What this task involves = Word for word, restate the entries below, but exclude the images.
Segment Open
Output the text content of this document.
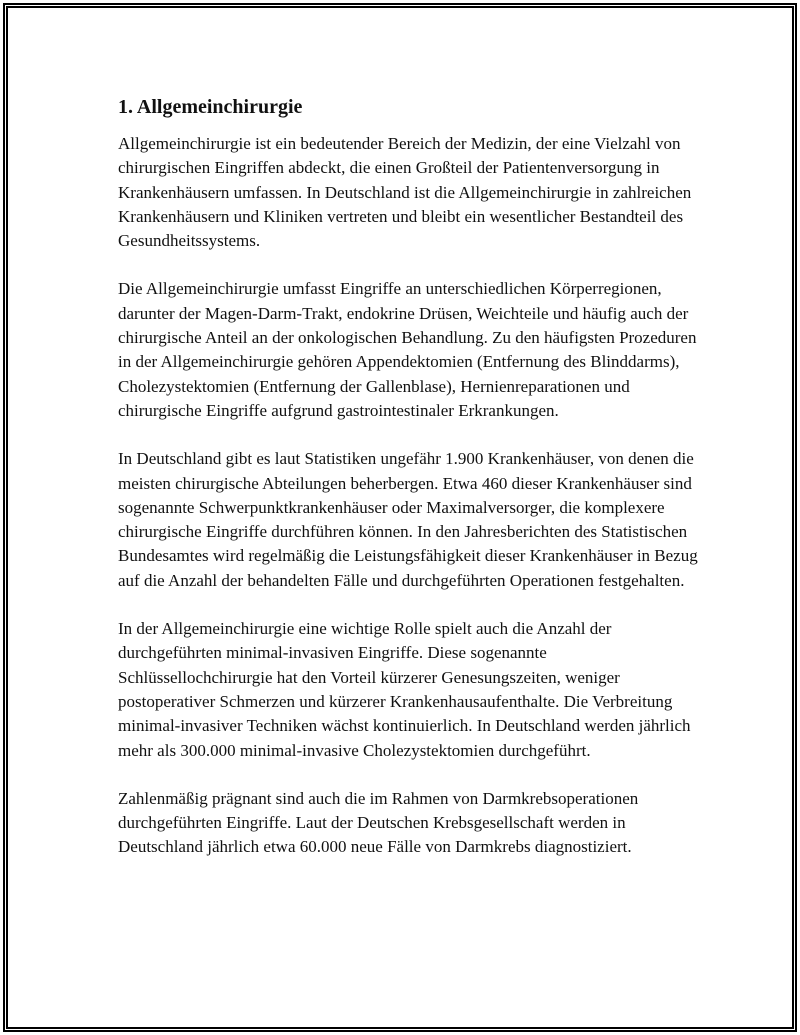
1. Allgemeinchirurgie

Allgemeinchirurgie ist ein bedeutender Bereich der Medizin, der eine Vielzahl von chirurgischen Eingriffen abdeckt, die einen Großteil der Patientenversorgung in Krankenhäusern umfassen. In Deutschland ist die Allgemeinchirurgie in zahlreichen Krankenhäusern und Kliniken vertreten und bleibt ein wesentlicher Bestandteil des Gesundheitssystems.

Die Allgemeinchirurgie umfasst Eingriffe an unterschiedlichen Körperregionen, darunter der Magen-Darm-Trakt, endokrine Drüsen, Weichteile und häufig auch der chirurgische Anteil an der onkologischen Behandlung. Zu den häufigsten Prozeduren in der Allgemeinchirurgie gehören Appendektomien (Entfernung des Blinddarms), Cholezystektomien (Entfernung der Gallenblase), Hernienreparationen und chirurgische Eingriffe aufgrund gastrointestinaler Erkrankungen.

In Deutschland gibt es laut Statistiken ungefähr 1.900 Krankenhäuser, von denen die meisten chirurgische Abteilungen beherbergen. Etwa 460 dieser Krankenhäuser sind sogenannte Schwerpunktkrankenhäuser oder Maximalversorger, die komplexere chirurgische Eingriffe durchführen können. In den Jahresberichten des Statistischen Bundesamtes wird regelmäßig die Leistungsfähigkeit dieser Krankenhäuser in Bezug auf die Anzahl der behandelten Fälle und durchgeführten Operationen festgehalten.

In der Allgemeinchirurgie eine wichtige Rolle spielt auch die Anzahl der durchgeführten minimal-invasiven Eingriffe. Diese sogenannte Schlüssellochchirurgie hat den Vorteil kürzerer Genesungszeiten, weniger postoperativer Schmerzen und kürzerer Krankenhausaufenthalte. Die Verbreitung minimal-invasiver Techniken wächst kontinuierlich. In Deutschland werden jährlich mehr als 300.000 minimal-invasive Cholezystektomien durchgeführt.

Zahlenmäßig prägnant sind auch die im Rahmen von Darmkrebsoperationen durchgeführten Eingriffe. Laut der Deutschen Krebsgesellschaft werden in Deutschland jährlich etwa 60.000 neue Fälle von Darmkrebs diagnostiziert.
Segment Closed
Problem solution =
Output the text content of this document.
1. Allgemeinchirurgie

Allgemeinchirurgie ist ein bedeutender Bereich der Medizin, der eine Vielzahl von chirurgischen Eingriffen abdeckt, die einen Großteil der Patientenversorgung in Krankenhäusern umfassen. In Deutschland ist die Allgemeinchirurgie in zahlreichen Krankenhäusern und Kliniken vertreten und bleibt ein wesentlicher Bestandteil des Gesundheitssystems.

Die Allgemeinchirurgie umfasst Eingriffe an unterschiedlichen Körperregionen, darunter der Magen-Darm-Trakt, endokrine Drüsen, Weichteile und häufig auch der chirurgische Anteil an der onkologischen Behandlung. Zu den häufigsten Prozeduren in der Allgemeinchirurgie gehören Appendektomien (Entfernung des Blinddarms), Cholezystektomien (Entfernung der Gallenblase), Hernienreparationen und chirurgische Eingriffe aufgrund gastrointestinaler Erkrankungen.

In Deutschland gibt es laut Statistiken ungefähr 1.900 Krankenhäuser, von denen die meisten chirurgische Abteilungen beherbergen. Etwa 460 dieser Krankenhäuser sind sogenannte Schwerpunktkrankenhäuser oder Maximalversorger, die komplexere chirurgische Eingriffe durchführen können. In den Jahresberichten des Statistischen Bundesamtes wird regelmäßig die Leistungsfähigkeit dieser Krankenhäuser in Bezug auf die Anzahl der behandelten Fälle und durchgeführten Operationen festgehalten.

In der Allgemeinchirurgie eine wichtige Rolle spielt auch die Anzahl der durchgeführten minimal-invasiven Eingriffe. Diese sogenannte Schlüssellochchirurgie hat den Vorteil kürzerer Genesungszeiten, weniger postoperativer Schmerzen und kürzerer Krankenhausaufenthalte. Die Verbreitung minimal-invasiver Techniken wächst kontinuierlich. In Deutschland werden jährlich mehr als 300.000 minimal-invasive Cholezystektomien durchgeführt.

Zahlenmäßig prägnant sind auch die im Rahmen von Darmkrebsoperationen durchgeführten Eingriffe. Laut der Deutschen Krebsgesellschaft werden in Deutschland jährlich etwa 60.000 neue Fälle von Darmkrebs diagnostiziert.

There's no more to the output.